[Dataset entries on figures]
+--

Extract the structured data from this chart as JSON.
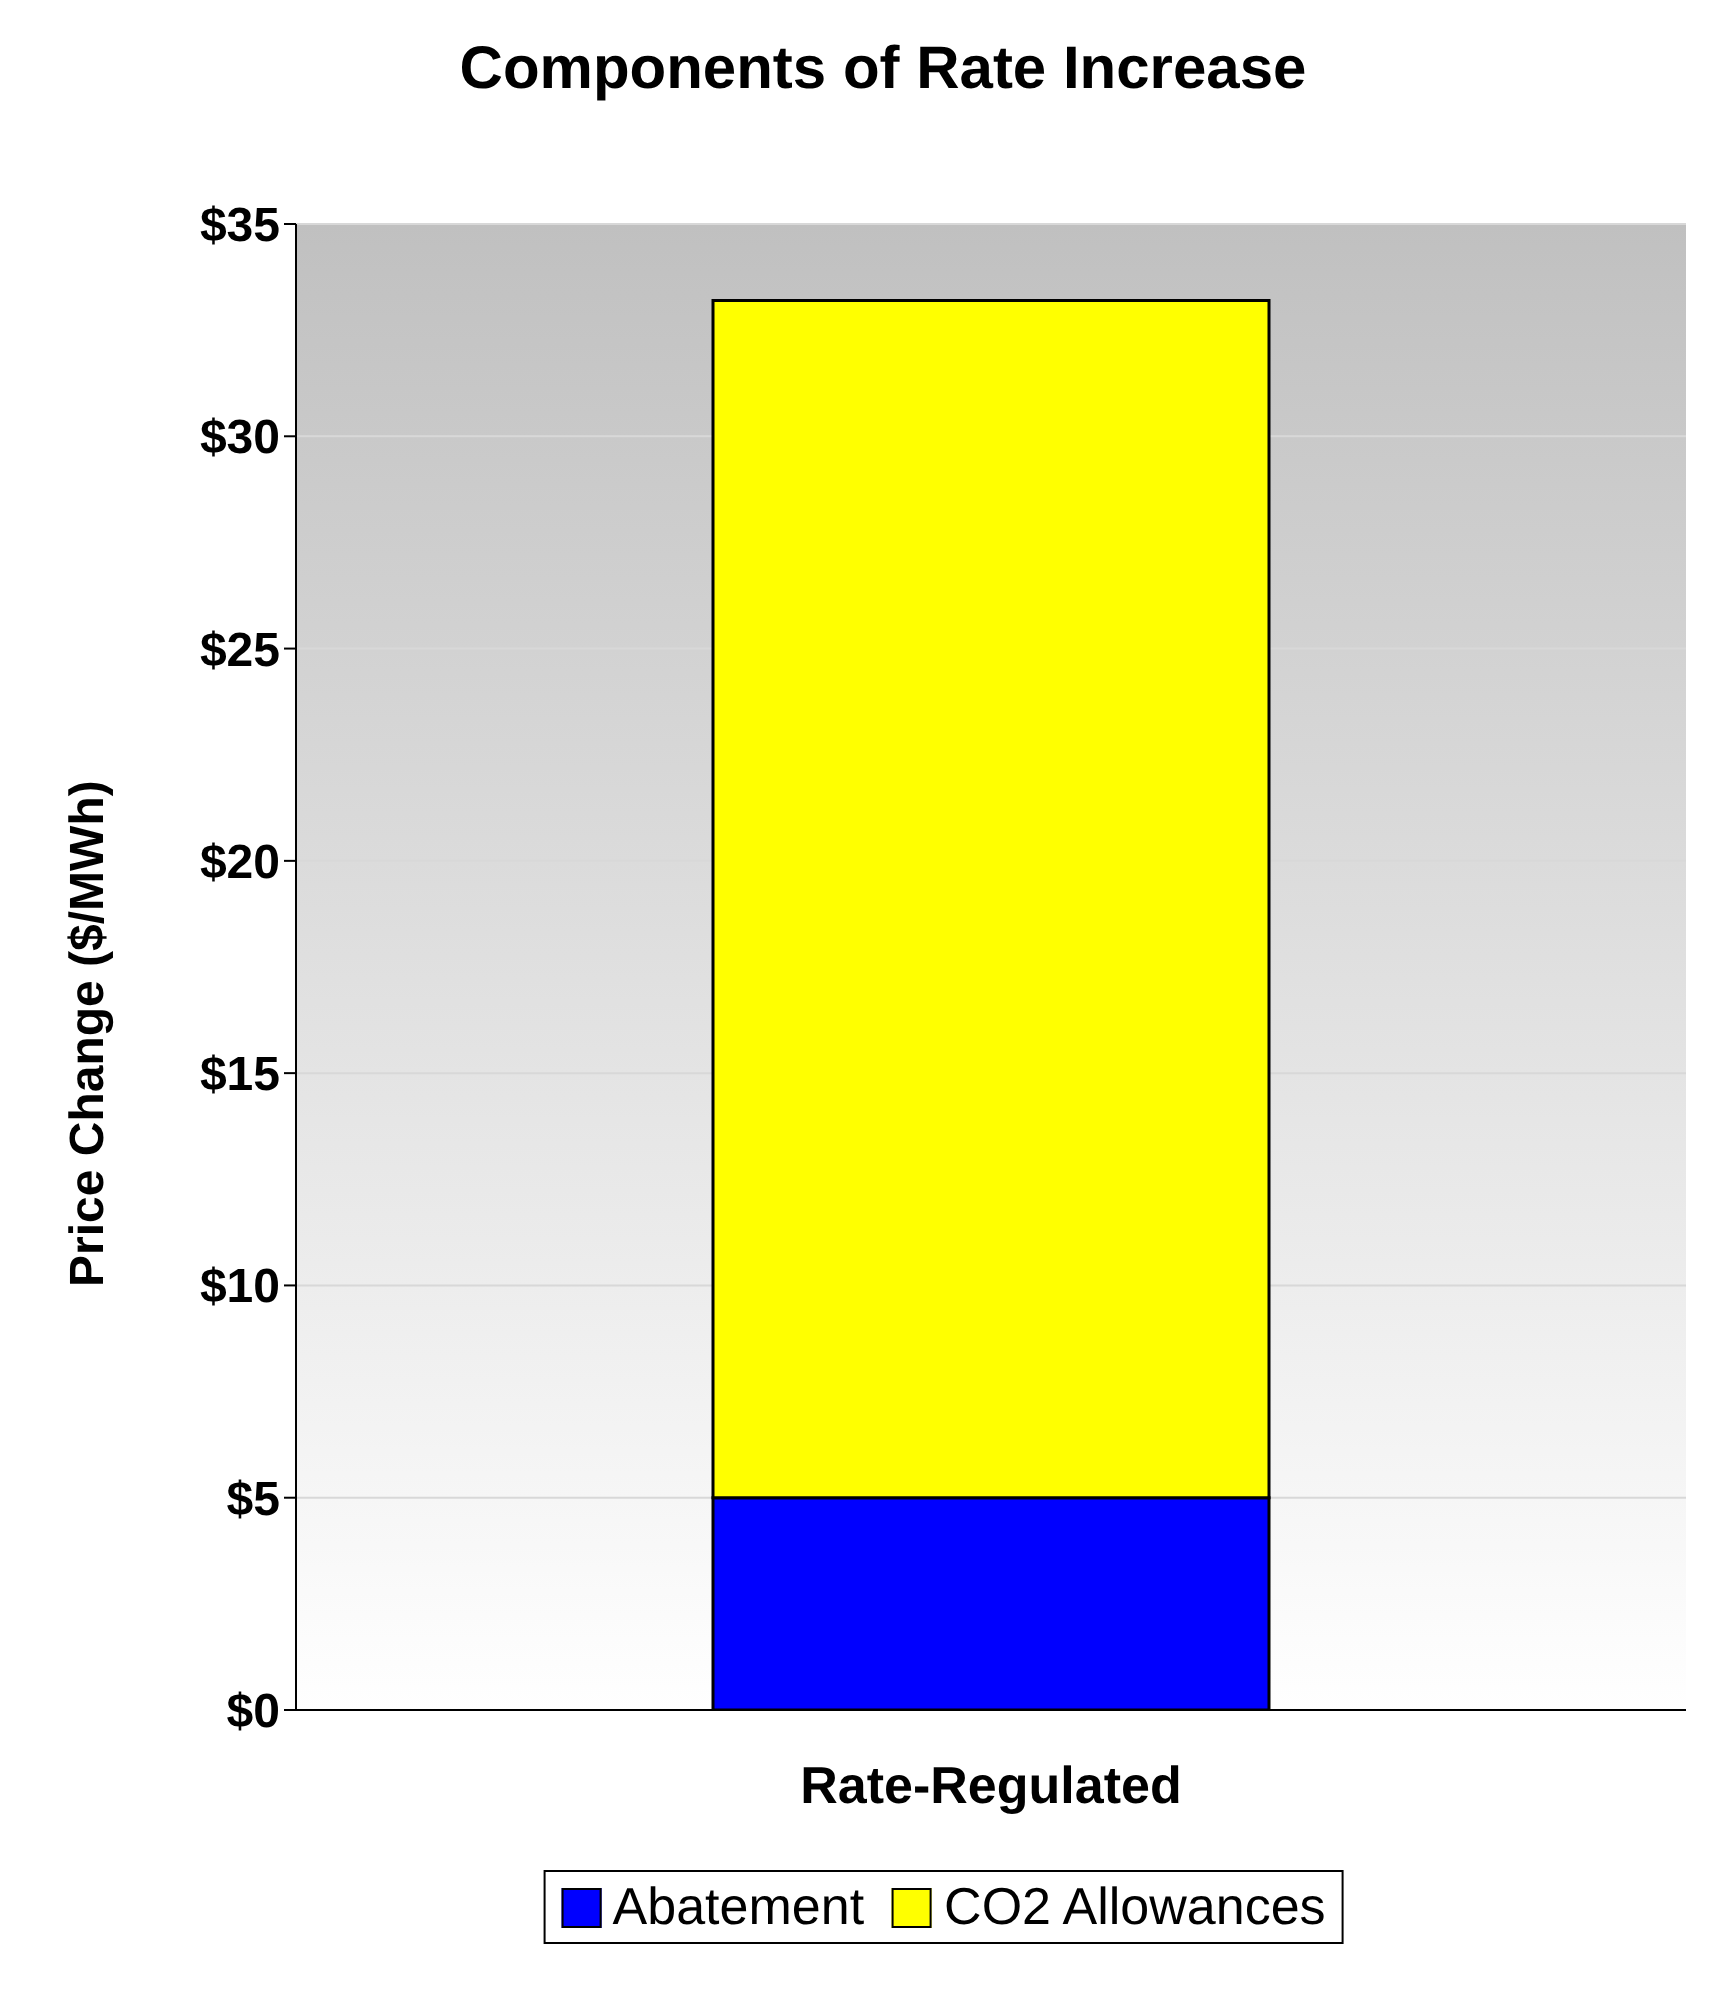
{
  "chart_data": {
    "type": "bar",
    "title": "Components of Rate Increase",
    "ylabel": "Price Change ($/MWh)",
    "categories": [
      "Rate-Regulated"
    ],
    "stacked": true,
    "series": [
      {
        "name": "Abatement",
        "color": "#0000ff",
        "values": [
          5
        ]
      },
      {
        "name": "CO2 Allowances",
        "color": "#ffff00",
        "values": [
          28.2
        ]
      }
    ],
    "ylim": [
      0,
      35
    ],
    "yticks": [
      {
        "value": 0,
        "label": "$0"
      },
      {
        "value": 5,
        "label": "$5"
      },
      {
        "value": 10,
        "label": "$10"
      },
      {
        "value": 15,
        "label": "$15"
      },
      {
        "value": 20,
        "label": "$20"
      },
      {
        "value": 25,
        "label": "$25"
      },
      {
        "value": 30,
        "label": "$30"
      },
      {
        "value": 35,
        "label": "$35"
      }
    ],
    "grid": "y",
    "legend": "bottom"
  }
}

+--

Write out the whole listing exactly, and drop the pictures.

■ Task answer ■
Extract the structured data from this chart as JSON.
{
  "chart_data": {
    "type": "bar",
    "title": "Components of Rate Increase",
    "ylabel": "Price Change ($/MWh)",
    "categories": [
      "Rate-Regulated"
    ],
    "stacked": true,
    "series": [
      {
        "name": "Abatement",
        "color": "#0000ff",
        "values": [
          5
        ]
      },
      {
        "name": "CO2 Allowances",
        "color": "#ffff00",
        "values": [
          28.2
        ]
      }
    ],
    "ylim": [
      0,
      35
    ],
    "yticks": [
      {
        "value": 0,
        "label": "$0"
      },
      {
        "value": 5,
        "label": "$5"
      },
      {
        "value": 10,
        "label": "$10"
      },
      {
        "value": 15,
        "label": "$15"
      },
      {
        "value": 20,
        "label": "$20"
      },
      {
        "value": 25,
        "label": "$25"
      },
      {
        "value": 30,
        "label": "$30"
      },
      {
        "value": 35,
        "label": "$35"
      }
    ],
    "grid": "y",
    "legend": "bottom"
  }
}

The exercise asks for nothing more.